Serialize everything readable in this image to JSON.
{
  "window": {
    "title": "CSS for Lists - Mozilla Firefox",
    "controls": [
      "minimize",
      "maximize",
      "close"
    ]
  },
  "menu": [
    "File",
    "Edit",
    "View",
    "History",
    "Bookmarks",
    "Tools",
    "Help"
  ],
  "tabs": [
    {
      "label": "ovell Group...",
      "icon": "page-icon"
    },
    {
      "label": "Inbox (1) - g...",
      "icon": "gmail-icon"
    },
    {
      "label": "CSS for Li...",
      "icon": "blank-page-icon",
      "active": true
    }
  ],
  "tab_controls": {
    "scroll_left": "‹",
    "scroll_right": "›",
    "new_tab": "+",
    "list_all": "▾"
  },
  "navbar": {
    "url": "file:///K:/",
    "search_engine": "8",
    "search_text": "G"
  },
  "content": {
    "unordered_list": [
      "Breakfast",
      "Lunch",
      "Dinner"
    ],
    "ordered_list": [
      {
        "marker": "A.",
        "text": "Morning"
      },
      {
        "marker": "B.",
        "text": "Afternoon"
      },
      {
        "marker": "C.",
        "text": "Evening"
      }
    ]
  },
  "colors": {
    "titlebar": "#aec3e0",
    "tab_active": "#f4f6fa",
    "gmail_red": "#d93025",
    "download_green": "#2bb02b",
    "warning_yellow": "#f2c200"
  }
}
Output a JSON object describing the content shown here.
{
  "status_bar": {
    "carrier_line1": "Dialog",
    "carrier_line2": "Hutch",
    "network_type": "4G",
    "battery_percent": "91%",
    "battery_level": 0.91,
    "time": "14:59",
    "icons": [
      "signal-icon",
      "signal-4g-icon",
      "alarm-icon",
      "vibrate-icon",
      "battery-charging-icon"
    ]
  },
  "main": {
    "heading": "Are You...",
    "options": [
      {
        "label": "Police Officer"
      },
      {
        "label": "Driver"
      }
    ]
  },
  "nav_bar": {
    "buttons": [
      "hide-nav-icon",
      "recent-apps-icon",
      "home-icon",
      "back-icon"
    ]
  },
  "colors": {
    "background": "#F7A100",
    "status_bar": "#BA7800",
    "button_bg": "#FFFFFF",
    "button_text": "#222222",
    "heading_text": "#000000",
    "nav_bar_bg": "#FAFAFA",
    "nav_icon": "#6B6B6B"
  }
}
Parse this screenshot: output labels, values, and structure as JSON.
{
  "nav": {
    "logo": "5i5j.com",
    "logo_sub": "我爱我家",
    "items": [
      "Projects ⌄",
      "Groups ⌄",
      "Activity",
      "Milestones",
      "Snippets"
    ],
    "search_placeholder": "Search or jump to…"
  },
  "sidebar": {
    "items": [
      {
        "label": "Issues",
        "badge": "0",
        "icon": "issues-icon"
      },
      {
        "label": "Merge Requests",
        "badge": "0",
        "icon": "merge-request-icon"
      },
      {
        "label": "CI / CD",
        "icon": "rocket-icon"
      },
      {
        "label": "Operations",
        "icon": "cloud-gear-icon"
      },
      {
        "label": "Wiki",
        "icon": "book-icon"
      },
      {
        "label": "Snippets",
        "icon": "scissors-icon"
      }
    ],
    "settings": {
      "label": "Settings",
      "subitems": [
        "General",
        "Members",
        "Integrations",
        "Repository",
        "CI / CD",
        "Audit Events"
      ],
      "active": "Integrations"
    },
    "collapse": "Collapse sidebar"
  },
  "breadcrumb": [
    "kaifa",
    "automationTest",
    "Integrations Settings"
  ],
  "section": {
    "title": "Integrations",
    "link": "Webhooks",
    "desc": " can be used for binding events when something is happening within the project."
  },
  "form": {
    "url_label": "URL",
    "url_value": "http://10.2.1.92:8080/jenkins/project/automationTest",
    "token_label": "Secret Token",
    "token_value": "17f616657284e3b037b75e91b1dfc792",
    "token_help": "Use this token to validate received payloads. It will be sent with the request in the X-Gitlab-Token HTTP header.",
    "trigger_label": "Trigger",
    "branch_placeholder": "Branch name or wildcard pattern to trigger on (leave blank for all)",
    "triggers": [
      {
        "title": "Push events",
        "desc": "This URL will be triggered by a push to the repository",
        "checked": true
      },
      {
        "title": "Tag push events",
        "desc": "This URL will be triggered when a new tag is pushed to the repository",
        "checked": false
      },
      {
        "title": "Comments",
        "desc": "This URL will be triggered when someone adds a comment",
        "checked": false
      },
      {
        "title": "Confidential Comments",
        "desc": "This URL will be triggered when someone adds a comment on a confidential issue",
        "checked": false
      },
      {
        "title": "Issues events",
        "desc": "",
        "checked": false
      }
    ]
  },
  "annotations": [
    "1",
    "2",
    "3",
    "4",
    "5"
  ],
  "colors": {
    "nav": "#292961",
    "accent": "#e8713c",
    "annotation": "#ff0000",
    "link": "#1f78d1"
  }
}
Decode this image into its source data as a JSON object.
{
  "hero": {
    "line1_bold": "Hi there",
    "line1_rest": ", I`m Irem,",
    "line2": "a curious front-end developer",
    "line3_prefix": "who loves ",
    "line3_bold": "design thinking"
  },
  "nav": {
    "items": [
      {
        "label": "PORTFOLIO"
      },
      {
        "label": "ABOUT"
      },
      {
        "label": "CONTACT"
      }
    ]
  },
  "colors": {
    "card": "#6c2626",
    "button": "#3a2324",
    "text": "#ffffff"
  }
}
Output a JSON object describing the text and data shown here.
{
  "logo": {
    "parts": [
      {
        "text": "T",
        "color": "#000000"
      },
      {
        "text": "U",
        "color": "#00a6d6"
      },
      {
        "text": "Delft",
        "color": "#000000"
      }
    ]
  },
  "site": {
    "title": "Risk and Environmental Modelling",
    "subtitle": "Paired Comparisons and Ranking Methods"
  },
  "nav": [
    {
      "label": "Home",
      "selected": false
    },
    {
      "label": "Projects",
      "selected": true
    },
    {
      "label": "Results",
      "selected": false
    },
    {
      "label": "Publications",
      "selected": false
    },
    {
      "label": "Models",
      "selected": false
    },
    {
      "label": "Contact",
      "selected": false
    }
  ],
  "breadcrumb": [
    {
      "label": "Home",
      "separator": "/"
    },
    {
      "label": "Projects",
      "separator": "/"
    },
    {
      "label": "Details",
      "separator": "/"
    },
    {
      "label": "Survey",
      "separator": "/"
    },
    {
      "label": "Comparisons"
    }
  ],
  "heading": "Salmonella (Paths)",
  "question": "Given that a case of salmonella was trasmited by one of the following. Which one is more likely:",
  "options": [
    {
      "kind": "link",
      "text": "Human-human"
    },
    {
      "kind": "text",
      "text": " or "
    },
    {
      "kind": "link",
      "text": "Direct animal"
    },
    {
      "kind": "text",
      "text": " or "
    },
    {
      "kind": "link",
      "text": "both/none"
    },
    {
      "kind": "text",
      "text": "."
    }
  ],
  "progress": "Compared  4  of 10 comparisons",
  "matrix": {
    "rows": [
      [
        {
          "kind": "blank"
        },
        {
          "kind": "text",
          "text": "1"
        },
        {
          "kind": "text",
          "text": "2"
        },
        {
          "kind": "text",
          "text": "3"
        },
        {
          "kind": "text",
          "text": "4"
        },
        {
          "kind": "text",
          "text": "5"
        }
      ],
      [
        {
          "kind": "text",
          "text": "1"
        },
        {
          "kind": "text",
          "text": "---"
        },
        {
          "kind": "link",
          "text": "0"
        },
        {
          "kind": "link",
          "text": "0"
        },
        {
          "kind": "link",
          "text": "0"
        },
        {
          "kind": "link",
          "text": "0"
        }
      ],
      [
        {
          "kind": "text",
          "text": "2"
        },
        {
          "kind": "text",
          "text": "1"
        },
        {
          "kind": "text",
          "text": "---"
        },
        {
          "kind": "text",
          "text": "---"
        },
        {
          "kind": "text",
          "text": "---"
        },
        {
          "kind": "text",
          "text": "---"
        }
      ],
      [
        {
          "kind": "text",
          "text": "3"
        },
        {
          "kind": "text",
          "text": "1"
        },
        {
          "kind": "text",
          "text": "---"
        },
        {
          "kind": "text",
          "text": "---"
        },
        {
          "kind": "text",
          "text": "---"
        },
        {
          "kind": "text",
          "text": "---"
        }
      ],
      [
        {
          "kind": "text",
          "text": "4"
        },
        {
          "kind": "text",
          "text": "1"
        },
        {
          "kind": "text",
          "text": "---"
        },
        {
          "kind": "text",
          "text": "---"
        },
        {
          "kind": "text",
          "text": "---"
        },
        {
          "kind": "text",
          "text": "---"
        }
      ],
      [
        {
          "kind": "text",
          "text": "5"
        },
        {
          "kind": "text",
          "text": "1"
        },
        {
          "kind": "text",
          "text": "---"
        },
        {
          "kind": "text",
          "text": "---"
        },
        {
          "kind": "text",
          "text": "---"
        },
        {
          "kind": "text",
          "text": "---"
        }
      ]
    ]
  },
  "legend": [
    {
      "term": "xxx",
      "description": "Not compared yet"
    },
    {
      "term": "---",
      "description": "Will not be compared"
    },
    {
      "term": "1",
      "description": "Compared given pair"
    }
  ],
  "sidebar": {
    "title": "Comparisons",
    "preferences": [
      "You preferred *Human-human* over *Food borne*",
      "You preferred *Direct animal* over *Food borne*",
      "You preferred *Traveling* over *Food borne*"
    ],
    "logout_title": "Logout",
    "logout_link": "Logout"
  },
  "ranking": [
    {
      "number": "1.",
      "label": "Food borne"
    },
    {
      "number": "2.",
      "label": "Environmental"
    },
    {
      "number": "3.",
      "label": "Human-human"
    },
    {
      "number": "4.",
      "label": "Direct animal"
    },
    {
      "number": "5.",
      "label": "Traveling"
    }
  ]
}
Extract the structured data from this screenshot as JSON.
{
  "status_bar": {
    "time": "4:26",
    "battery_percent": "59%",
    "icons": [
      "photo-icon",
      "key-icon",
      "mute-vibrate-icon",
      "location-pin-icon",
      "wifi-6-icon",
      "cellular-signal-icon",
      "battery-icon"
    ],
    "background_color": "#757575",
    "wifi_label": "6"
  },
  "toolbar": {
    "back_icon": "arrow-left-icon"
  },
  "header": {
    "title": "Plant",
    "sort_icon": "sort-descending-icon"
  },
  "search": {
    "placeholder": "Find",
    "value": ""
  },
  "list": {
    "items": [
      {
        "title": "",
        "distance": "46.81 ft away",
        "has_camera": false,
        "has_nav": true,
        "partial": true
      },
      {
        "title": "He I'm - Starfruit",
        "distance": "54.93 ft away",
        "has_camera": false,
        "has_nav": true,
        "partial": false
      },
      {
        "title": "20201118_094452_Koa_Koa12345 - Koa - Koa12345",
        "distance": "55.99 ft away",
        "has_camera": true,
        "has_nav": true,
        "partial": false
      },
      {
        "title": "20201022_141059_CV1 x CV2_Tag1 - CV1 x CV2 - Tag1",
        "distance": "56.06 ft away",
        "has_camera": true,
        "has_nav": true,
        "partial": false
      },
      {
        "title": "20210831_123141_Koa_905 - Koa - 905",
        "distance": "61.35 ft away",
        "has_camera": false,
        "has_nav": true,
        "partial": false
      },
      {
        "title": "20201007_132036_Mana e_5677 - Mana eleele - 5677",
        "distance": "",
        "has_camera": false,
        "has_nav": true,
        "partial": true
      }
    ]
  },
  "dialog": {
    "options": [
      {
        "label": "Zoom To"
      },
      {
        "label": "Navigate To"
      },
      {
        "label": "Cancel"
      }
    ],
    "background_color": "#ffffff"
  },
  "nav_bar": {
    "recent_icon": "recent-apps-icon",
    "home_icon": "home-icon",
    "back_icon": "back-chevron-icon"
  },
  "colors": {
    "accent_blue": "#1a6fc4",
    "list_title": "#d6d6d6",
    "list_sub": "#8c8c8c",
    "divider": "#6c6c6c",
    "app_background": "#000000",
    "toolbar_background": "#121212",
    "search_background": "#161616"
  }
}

--- Directions for this task ---
Search the entries for the word "preferred" and copy every line that has it.

--- Full answer ---
      "You preferred *Human-human* over *Food borne*",
      "You preferred *Direct animal* over *Food borne*",
      "You preferred *Traveling* over *Food borne*"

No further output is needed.